▶ _Part of a data file_
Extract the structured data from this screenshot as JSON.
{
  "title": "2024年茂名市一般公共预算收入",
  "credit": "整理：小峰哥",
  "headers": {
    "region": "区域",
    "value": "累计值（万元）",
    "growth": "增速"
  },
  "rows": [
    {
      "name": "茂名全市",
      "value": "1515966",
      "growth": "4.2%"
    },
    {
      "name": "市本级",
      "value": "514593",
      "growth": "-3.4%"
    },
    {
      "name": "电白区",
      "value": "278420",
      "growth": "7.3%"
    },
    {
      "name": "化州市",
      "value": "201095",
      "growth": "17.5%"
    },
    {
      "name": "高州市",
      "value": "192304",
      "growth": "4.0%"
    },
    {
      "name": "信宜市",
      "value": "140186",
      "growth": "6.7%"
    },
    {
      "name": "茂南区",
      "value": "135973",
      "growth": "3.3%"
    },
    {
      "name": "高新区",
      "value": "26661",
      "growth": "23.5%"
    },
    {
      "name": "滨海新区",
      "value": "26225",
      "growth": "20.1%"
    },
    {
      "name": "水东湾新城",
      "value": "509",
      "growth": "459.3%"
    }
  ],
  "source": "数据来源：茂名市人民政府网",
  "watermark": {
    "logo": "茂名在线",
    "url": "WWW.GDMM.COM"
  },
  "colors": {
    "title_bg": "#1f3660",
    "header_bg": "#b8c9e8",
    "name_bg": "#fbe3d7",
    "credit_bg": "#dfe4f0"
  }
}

▶ _DESCRIPTION OF THE TASK_
Scan the data above and copy every line with "value" in it.

▶ _FINISHED ANSWER_
    "value": "累计值（万元）",
      "value": "1515966",
      "value": "514593",
      "value": "278420",
      "value": "201095",
      "value": "192304",
      "value": "140186",
      "value": "135973",
      "value": "26661",
      "value": "26225",
      "value": "509",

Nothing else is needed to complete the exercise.